**TASK STATEMENT:** Scan the lines below; pull out those with "spent".

**TASK INPUT:**
******

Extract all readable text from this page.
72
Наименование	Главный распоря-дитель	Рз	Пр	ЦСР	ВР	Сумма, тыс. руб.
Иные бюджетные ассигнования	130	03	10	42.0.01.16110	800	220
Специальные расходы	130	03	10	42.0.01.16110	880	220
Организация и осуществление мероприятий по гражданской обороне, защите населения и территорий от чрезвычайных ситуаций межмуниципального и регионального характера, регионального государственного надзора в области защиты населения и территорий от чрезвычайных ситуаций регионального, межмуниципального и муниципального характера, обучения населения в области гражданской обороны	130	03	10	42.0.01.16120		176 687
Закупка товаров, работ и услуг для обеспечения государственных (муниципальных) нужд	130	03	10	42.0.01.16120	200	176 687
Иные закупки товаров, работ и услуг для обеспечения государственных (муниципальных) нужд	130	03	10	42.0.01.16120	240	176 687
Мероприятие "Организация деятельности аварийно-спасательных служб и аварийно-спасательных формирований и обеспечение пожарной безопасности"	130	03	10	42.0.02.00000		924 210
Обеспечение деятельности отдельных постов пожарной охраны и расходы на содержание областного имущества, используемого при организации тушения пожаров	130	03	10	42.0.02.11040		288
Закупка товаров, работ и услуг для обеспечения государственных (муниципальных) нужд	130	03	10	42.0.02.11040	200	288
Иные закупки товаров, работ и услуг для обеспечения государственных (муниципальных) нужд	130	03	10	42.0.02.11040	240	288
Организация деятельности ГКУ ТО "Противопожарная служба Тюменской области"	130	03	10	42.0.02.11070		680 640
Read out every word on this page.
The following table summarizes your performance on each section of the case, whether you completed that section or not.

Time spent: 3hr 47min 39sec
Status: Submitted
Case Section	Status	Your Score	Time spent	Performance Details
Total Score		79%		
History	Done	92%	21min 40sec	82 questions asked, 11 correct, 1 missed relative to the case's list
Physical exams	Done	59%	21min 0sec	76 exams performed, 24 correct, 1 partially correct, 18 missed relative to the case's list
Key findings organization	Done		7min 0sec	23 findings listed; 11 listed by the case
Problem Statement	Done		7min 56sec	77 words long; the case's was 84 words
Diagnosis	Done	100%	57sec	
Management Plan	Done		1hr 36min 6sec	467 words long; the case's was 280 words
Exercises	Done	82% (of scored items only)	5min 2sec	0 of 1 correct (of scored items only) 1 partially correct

******

**SOLVED PROBLEM:**
Time spent: 3hr 47min 39sec
Case Section	Status	Your Score	Time spent	Performance Details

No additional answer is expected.